Only a number is wanted. Count the lines holding the string "text".
--
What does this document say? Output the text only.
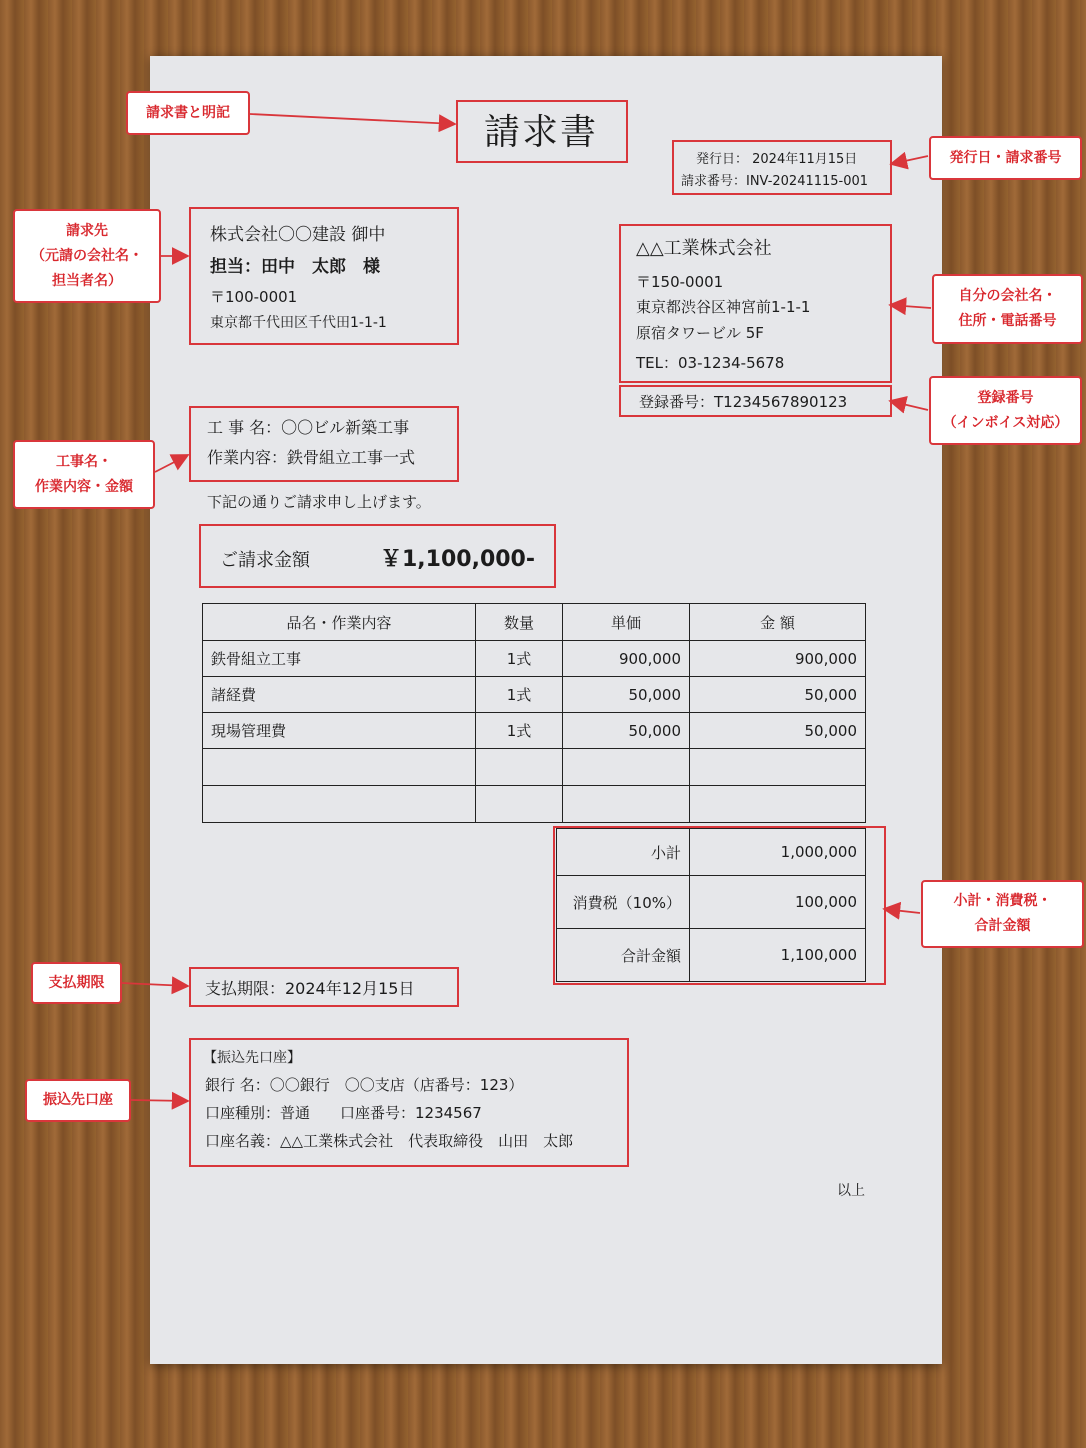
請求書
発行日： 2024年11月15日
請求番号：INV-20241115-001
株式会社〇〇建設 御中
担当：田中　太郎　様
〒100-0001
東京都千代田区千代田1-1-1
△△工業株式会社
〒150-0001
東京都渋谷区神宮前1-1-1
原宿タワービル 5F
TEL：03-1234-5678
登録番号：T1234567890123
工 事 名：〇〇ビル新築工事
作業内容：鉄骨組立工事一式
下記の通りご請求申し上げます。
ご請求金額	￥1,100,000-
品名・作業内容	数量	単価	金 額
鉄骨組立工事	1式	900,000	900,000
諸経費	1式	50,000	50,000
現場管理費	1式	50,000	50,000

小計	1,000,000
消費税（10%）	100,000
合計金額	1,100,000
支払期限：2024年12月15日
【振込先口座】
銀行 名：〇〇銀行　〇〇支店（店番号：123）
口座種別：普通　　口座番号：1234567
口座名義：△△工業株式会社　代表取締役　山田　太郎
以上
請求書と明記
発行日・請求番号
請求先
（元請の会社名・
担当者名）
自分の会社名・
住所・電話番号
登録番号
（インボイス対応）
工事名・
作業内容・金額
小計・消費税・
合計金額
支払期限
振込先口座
--
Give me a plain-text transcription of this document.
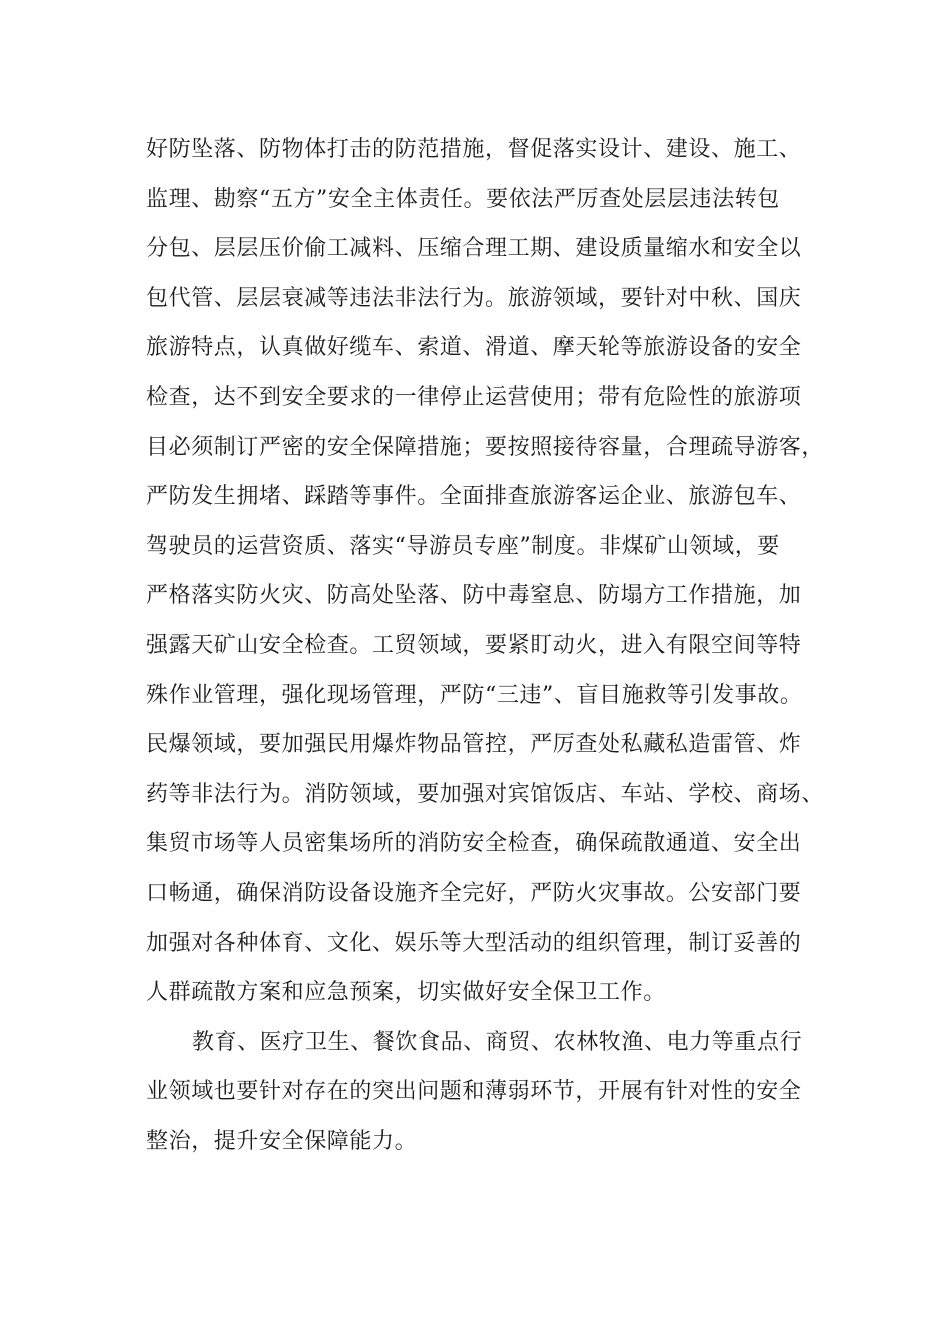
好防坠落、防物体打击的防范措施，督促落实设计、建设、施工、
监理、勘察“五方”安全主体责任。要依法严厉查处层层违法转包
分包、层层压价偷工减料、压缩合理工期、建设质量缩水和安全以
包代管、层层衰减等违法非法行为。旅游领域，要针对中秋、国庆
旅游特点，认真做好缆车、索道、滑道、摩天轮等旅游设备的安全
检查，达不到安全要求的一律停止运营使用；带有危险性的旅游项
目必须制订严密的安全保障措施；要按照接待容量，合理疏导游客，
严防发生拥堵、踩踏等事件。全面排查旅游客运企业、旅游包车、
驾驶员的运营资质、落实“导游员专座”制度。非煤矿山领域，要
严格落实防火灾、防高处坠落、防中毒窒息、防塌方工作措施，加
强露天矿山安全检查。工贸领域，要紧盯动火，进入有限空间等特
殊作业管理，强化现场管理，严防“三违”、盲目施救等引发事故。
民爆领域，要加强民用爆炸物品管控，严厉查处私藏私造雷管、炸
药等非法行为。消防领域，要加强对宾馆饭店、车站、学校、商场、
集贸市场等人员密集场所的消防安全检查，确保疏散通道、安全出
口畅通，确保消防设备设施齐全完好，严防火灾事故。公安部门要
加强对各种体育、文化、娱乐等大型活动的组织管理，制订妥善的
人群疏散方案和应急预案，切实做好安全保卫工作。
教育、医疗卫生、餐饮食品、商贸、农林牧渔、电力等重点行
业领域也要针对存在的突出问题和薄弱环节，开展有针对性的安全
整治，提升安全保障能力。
--
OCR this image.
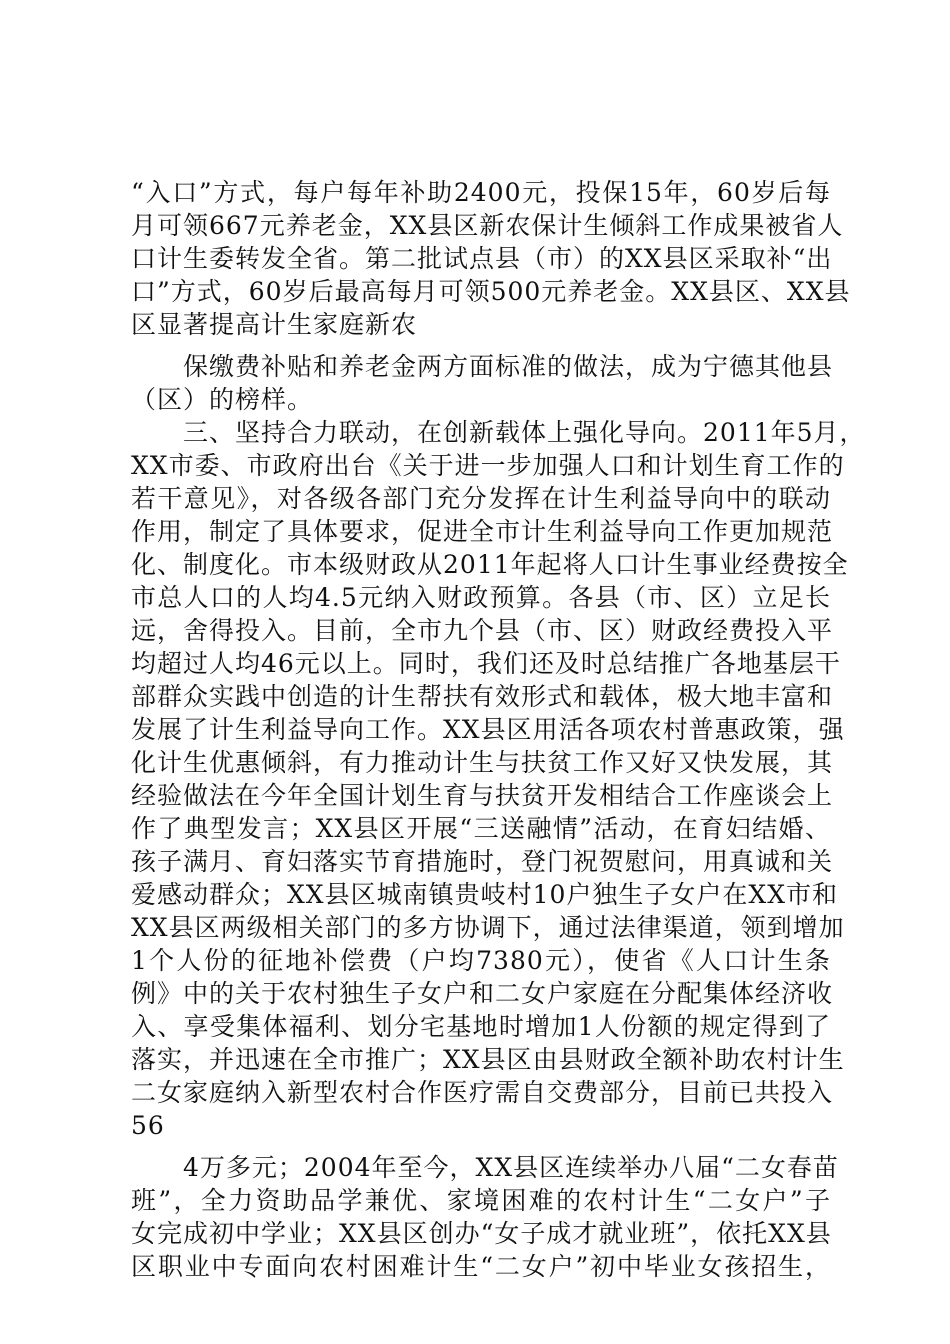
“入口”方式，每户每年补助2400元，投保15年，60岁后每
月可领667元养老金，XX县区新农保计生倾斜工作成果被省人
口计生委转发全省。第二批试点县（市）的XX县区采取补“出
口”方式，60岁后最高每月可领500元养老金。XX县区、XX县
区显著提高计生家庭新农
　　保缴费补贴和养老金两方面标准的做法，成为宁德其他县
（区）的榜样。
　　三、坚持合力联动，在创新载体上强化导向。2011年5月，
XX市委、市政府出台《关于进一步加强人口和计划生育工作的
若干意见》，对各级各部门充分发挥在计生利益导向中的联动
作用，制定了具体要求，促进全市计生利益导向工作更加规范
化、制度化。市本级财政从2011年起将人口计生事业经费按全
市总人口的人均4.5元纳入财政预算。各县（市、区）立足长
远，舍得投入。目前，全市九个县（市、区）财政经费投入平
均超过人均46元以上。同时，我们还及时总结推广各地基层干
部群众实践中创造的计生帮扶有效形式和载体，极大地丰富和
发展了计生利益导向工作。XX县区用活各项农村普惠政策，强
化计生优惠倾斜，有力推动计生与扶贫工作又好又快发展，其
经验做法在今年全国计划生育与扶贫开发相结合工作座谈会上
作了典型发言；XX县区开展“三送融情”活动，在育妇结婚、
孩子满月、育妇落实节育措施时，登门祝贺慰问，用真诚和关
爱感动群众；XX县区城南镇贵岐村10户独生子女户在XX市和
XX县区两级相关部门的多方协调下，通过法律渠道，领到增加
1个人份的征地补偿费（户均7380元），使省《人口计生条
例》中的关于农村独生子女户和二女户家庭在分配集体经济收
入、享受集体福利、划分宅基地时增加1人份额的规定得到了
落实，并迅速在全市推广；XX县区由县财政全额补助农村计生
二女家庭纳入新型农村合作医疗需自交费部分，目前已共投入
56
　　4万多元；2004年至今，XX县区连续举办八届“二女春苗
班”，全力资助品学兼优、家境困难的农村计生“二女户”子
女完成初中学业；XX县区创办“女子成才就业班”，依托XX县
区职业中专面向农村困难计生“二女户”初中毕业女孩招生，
--
* ANSWER FOR THE TASK
2